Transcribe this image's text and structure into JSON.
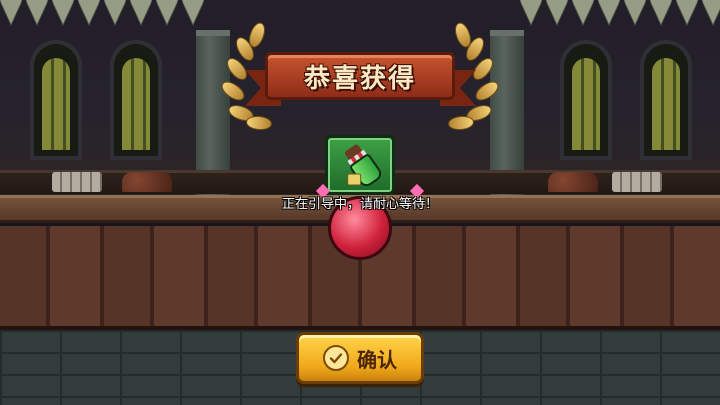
{
  "banner": {
    "title": "恭喜获得"
  },
  "reward": {
    "item_icon": "green-potion-icon",
    "orb_icon": "red-orb-icon"
  },
  "guide": {
    "text": "正在引导中，请耐心等待！"
  },
  "confirm": {
    "label": "确认",
    "icon": "check-icon"
  },
  "colors": {
    "banner": "#b3422a",
    "item_slot": "#2f8a3a",
    "button": "#f5b522",
    "orb": "#d0213b"
  }
}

**What is expected**
From the listing above, report the number of lines containing the string "icon", without any accompanying remarks.

**Response**
3